## Task objective
Transcribe all of the data exactly. Omit the pictures.

----- Dataset records

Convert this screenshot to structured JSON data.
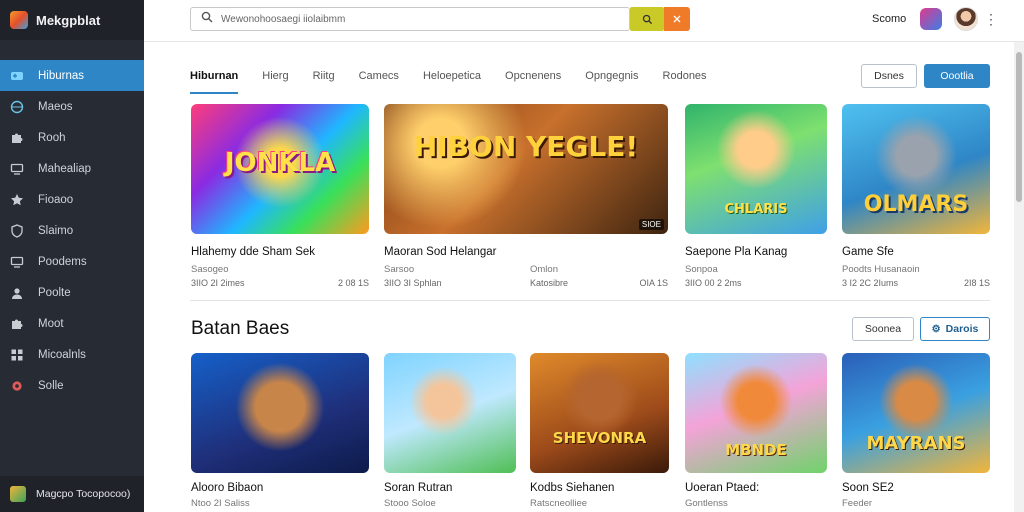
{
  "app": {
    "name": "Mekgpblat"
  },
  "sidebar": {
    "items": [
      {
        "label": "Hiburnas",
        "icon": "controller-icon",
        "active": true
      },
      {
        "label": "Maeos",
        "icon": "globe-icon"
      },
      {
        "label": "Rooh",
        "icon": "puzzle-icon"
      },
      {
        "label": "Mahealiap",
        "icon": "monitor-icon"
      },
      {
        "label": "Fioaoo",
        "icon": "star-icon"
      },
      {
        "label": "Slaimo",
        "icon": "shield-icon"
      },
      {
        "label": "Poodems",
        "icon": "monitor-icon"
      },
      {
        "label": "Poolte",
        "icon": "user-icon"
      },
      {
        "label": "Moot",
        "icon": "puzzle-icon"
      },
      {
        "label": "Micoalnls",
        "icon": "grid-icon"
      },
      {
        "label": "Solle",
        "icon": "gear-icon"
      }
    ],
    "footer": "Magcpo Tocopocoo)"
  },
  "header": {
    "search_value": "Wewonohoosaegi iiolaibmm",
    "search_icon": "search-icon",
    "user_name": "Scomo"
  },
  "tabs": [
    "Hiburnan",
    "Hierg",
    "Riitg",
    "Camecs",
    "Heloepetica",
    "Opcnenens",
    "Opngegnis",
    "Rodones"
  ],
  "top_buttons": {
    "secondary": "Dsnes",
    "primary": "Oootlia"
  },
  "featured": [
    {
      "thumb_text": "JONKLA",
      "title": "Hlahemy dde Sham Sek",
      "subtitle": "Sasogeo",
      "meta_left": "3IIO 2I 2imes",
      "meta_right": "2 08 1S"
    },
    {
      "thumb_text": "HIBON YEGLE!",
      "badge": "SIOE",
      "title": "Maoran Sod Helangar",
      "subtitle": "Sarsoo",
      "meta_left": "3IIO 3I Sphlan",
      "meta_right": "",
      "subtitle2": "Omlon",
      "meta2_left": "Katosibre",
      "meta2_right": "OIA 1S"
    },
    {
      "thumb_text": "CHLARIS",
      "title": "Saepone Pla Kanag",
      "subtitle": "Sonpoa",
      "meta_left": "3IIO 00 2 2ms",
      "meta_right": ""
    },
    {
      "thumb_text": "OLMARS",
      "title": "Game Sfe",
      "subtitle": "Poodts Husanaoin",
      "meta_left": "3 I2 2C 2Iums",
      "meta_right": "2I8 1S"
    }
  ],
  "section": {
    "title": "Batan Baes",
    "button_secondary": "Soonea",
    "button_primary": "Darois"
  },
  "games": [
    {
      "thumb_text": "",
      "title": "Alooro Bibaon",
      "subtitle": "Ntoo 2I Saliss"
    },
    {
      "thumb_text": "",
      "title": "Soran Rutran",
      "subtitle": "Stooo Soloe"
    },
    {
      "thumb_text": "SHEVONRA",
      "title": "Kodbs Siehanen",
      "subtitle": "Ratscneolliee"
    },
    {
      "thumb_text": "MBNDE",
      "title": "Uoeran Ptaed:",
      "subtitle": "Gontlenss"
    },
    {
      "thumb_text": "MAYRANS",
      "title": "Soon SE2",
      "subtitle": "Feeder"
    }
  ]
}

----------

## Reply to the exercise
Convert this screenshot to structured JSON data.
{
  "app": {
    "name": "Mekgpblat"
  },
  "sidebar": {
    "items": [
      {
        "label": "Hiburnas",
        "icon": "controller-icon",
        "active": true
      },
      {
        "label": "Maeos",
        "icon": "globe-icon"
      },
      {
        "label": "Rooh",
        "icon": "puzzle-icon"
      },
      {
        "label": "Mahealiap",
        "icon": "monitor-icon"
      },
      {
        "label": "Fioaoo",
        "icon": "star-icon"
      },
      {
        "label": "Slaimo",
        "icon": "shield-icon"
      },
      {
        "label": "Poodems",
        "icon": "monitor-icon"
      },
      {
        "label": "Poolte",
        "icon": "user-icon"
      },
      {
        "label": "Moot",
        "icon": "puzzle-icon"
      },
      {
        "label": "Micoalnls",
        "icon": "grid-icon"
      },
      {
        "label": "Solle",
        "icon": "gear-icon"
      }
    ],
    "footer": "Magcpo Tocopocoo)"
  },
  "header": {
    "search_value": "Wewonohoosaegi iiolaibmm",
    "search_icon": "search-icon",
    "user_name": "Scomo"
  },
  "tabs": [
    "Hiburnan",
    "Hierg",
    "Riitg",
    "Camecs",
    "Heloepetica",
    "Opcnenens",
    "Opngegnis",
    "Rodones"
  ],
  "top_buttons": {
    "secondary": "Dsnes",
    "primary": "Oootlia"
  },
  "featured": [
    {
      "thumb_text": "JONKLA",
      "title": "Hlahemy dde Sham Sek",
      "subtitle": "Sasogeo",
      "meta_left": "3IIO 2I 2imes",
      "meta_right": "2 08 1S"
    },
    {
      "thumb_text": "HIBON YEGLE!",
      "badge": "SIOE",
      "title": "Maoran Sod Helangar",
      "subtitle": "Sarsoo",
      "meta_left": "3IIO 3I Sphlan",
      "meta_right": "",
      "subtitle2": "Omlon",
      "meta2_left": "Katosibre",
      "meta2_right": "OIA 1S"
    },
    {
      "thumb_text": "CHLARIS",
      "title": "Saepone Pla Kanag",
      "subtitle": "Sonpoa",
      "meta_left": "3IIO 00 2 2ms",
      "meta_right": ""
    },
    {
      "thumb_text": "OLMARS",
      "title": "Game Sfe",
      "subtitle": "Poodts Husanaoin",
      "meta_left": "3 I2 2C 2Iums",
      "meta_right": "2I8 1S"
    }
  ],
  "section": {
    "title": "Batan Baes",
    "button_secondary": "Soonea",
    "button_primary": "Darois"
  },
  "games": [
    {
      "thumb_text": "",
      "title": "Alooro Bibaon",
      "subtitle": "Ntoo 2I Saliss"
    },
    {
      "thumb_text": "",
      "title": "Soran Rutran",
      "subtitle": "Stooo Soloe"
    },
    {
      "thumb_text": "SHEVONRA",
      "title": "Kodbs Siehanen",
      "subtitle": "Ratscneolliee"
    },
    {
      "thumb_text": "MBNDE",
      "title": "Uoeran Ptaed:",
      "subtitle": "Gontlenss"
    },
    {
      "thumb_text": "MAYRANS",
      "title": "Soon SE2",
      "subtitle": "Feeder"
    }
  ]
}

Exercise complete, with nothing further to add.